Records for processing -
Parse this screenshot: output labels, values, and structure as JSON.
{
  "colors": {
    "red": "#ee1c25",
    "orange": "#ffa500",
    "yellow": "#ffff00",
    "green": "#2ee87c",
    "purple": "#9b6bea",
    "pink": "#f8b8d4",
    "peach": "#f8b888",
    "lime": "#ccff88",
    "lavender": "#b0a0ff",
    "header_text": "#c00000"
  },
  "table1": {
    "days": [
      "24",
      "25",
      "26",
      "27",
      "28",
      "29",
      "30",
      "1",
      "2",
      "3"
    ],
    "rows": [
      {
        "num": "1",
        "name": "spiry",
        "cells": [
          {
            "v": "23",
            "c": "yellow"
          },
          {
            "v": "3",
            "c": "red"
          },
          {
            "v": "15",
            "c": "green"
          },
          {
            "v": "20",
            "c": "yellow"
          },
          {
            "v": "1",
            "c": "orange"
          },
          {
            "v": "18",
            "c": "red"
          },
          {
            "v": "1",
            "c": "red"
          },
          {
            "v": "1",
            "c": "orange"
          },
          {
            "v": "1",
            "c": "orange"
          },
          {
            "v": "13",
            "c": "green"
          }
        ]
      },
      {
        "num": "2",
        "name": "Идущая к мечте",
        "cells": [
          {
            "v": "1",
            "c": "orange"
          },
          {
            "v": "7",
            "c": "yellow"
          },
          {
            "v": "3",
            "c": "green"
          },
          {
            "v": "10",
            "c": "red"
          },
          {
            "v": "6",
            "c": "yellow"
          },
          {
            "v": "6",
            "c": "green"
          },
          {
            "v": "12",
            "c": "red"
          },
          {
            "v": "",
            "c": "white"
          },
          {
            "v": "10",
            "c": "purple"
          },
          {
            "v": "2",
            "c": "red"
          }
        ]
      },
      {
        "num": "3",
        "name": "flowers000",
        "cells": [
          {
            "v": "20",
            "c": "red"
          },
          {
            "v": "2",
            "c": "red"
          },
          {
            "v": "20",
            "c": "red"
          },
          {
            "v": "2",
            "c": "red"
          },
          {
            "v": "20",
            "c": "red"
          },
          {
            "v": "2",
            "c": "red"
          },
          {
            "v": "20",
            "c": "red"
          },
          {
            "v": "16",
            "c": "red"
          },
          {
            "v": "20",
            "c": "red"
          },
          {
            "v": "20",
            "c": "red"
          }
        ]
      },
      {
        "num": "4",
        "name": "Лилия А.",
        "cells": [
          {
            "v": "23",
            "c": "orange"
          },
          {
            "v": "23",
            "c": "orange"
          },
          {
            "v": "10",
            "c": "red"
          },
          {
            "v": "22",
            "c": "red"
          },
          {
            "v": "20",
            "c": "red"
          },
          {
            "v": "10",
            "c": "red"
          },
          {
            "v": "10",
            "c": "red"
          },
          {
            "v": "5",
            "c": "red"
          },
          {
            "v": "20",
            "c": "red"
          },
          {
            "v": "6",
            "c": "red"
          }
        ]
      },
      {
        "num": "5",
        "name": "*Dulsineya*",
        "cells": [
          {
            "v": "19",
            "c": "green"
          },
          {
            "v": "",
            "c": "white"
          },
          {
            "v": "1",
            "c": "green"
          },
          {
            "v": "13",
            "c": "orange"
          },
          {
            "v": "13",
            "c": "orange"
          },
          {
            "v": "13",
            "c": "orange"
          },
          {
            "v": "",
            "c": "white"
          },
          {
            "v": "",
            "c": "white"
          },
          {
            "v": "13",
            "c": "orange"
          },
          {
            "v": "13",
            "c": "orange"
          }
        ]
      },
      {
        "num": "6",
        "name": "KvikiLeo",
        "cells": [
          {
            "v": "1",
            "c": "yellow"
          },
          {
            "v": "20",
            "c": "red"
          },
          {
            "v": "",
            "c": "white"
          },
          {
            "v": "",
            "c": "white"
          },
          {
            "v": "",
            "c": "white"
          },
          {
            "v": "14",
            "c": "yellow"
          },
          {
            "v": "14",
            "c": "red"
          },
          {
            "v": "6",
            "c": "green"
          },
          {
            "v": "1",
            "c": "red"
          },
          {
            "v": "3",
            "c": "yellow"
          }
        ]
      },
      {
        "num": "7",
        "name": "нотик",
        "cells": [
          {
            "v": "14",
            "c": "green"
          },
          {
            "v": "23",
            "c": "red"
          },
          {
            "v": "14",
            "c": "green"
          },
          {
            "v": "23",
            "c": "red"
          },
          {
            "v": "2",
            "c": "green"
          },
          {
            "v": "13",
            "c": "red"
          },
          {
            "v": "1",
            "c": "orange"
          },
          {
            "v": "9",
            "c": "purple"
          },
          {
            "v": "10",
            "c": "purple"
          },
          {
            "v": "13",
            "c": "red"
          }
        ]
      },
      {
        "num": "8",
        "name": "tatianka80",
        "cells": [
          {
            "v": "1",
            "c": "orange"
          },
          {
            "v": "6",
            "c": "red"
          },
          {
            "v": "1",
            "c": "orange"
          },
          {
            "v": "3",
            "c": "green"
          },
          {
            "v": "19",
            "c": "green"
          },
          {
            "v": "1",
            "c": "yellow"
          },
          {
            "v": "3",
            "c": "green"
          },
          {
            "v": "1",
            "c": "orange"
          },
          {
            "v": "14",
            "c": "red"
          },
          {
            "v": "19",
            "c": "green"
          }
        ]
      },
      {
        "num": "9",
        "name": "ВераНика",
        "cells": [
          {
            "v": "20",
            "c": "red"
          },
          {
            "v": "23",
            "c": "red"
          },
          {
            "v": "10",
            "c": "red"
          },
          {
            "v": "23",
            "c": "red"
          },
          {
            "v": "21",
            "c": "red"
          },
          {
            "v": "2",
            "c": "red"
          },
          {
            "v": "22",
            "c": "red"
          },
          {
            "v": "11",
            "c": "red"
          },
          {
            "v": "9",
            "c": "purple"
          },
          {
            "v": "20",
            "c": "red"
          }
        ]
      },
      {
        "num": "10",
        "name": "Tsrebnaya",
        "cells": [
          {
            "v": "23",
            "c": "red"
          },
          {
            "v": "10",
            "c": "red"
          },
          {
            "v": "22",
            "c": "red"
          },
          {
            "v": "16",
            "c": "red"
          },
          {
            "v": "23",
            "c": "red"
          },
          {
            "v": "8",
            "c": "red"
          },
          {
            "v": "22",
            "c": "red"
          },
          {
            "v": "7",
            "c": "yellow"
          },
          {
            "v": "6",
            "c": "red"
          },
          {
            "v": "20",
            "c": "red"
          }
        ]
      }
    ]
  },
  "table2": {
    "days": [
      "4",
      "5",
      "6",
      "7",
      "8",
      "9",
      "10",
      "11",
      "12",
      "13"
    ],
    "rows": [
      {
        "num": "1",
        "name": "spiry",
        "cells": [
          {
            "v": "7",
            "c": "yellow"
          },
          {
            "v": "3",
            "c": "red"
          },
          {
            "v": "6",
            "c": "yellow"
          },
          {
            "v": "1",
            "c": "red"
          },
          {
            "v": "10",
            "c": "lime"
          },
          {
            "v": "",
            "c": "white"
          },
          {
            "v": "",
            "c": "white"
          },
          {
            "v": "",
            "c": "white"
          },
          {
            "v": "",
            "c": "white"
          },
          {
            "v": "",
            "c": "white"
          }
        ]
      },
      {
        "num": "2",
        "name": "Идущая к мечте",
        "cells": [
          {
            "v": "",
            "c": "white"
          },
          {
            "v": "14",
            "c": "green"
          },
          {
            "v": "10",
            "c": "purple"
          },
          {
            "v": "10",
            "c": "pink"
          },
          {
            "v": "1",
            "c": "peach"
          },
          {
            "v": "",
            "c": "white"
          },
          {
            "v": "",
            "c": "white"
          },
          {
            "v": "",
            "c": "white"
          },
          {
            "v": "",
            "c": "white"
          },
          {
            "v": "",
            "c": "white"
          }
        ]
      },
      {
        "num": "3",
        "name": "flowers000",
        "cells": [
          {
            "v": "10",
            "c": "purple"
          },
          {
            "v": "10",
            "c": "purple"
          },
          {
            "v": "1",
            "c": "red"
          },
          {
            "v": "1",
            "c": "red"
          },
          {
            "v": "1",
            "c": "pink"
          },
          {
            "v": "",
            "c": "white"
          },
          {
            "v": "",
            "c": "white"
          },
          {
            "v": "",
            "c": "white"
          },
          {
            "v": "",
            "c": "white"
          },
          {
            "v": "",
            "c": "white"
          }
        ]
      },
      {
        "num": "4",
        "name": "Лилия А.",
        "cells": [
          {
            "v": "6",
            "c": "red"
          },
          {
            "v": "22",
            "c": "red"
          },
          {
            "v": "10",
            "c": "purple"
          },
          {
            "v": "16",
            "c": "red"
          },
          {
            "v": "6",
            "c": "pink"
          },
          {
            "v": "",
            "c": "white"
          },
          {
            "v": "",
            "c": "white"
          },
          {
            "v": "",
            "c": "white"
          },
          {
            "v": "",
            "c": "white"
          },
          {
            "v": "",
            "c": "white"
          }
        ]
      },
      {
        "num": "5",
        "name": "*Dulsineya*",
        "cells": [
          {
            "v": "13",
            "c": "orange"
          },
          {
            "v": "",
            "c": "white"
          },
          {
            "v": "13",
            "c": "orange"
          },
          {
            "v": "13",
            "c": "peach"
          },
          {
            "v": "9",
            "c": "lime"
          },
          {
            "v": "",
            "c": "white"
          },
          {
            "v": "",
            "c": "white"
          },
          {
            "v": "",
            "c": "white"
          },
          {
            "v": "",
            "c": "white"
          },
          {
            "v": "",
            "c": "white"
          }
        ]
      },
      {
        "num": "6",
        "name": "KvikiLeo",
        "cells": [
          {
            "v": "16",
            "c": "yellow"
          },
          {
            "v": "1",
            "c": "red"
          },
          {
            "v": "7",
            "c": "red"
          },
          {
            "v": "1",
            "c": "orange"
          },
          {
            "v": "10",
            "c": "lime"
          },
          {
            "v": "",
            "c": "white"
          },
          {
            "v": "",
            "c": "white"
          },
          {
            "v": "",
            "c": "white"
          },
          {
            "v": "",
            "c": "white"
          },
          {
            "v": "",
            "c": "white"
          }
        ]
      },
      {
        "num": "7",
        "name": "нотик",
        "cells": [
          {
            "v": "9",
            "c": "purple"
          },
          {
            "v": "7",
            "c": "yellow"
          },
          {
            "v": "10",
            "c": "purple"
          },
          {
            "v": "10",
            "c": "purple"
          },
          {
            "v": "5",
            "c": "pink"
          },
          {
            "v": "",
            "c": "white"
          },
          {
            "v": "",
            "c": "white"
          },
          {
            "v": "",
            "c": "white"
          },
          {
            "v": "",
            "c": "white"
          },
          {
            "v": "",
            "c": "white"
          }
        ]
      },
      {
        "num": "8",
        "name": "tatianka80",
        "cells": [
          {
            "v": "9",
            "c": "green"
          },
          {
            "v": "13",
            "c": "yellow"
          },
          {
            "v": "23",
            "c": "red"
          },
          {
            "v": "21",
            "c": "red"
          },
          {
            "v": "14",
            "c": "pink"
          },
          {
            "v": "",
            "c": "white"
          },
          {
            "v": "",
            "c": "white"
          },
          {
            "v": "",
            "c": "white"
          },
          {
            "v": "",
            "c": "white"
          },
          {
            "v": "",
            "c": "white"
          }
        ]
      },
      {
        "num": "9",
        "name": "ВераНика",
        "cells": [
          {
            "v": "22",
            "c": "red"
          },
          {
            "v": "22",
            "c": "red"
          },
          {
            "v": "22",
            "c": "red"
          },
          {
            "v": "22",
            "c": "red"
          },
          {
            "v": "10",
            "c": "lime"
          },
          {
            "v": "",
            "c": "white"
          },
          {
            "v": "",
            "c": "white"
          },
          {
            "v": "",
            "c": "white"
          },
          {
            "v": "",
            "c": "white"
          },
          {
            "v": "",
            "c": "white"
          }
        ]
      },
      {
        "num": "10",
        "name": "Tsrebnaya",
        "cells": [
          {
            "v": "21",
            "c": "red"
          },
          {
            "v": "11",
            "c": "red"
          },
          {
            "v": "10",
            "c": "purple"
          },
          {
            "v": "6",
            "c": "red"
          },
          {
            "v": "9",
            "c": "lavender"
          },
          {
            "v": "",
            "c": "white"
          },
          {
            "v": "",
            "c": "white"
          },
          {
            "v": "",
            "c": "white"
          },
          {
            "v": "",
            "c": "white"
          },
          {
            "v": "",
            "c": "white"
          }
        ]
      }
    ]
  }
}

---

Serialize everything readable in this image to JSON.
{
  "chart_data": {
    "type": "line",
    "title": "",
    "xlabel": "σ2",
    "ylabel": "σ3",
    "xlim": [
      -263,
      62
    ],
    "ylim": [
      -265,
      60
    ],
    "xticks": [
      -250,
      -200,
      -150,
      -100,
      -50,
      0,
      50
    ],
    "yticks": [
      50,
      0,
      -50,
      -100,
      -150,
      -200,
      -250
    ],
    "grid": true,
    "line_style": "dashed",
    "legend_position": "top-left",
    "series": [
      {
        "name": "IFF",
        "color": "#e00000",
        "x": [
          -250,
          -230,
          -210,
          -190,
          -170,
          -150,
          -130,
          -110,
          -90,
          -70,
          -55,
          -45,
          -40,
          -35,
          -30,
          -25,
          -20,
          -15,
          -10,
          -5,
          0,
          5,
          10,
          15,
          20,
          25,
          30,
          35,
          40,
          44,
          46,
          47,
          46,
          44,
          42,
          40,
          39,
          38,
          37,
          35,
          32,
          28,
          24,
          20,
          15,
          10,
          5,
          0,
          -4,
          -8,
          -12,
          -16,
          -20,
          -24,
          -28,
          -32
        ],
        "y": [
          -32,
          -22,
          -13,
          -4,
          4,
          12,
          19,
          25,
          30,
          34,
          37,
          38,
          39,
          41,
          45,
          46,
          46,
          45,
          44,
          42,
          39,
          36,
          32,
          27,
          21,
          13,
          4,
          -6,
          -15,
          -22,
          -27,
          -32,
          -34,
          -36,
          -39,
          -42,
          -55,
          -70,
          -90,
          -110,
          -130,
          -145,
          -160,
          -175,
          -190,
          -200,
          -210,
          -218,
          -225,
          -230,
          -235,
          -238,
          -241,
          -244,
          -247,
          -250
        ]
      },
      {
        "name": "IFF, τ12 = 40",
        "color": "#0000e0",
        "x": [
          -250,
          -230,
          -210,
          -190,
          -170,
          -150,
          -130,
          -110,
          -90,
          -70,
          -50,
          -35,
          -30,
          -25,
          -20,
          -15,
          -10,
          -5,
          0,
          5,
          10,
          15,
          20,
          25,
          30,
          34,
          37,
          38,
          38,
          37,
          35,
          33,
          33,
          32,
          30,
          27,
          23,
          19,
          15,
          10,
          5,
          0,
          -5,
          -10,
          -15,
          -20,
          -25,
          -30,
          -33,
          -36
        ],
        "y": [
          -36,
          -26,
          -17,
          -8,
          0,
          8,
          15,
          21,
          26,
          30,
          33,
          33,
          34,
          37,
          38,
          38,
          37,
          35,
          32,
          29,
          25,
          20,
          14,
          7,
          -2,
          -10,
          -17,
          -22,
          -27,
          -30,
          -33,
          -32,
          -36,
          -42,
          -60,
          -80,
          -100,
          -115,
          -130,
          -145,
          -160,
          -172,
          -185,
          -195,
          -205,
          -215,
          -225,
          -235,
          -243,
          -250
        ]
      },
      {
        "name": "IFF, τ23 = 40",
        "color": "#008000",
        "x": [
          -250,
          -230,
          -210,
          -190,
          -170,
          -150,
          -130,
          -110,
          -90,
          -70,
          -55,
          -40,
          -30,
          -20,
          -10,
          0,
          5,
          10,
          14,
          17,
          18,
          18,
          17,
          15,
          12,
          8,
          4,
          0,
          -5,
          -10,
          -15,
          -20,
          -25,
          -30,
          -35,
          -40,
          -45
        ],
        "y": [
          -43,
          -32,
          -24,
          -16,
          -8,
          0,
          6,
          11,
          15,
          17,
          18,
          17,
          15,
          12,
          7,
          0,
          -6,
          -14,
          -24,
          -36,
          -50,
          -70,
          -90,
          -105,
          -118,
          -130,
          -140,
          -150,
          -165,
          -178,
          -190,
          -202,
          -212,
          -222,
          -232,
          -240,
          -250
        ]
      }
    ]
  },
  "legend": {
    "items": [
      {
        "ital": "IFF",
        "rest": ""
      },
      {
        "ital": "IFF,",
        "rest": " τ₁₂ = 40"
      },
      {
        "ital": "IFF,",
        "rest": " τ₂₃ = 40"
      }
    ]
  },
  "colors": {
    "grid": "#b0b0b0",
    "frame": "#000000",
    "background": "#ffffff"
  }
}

Task to complete -
Pick out every line above that contains the word "JSON" and copy it.

Written response -
Parse this screenshot: output labels, values, and structure as JSON.
Serialize everything readable in this image to JSON.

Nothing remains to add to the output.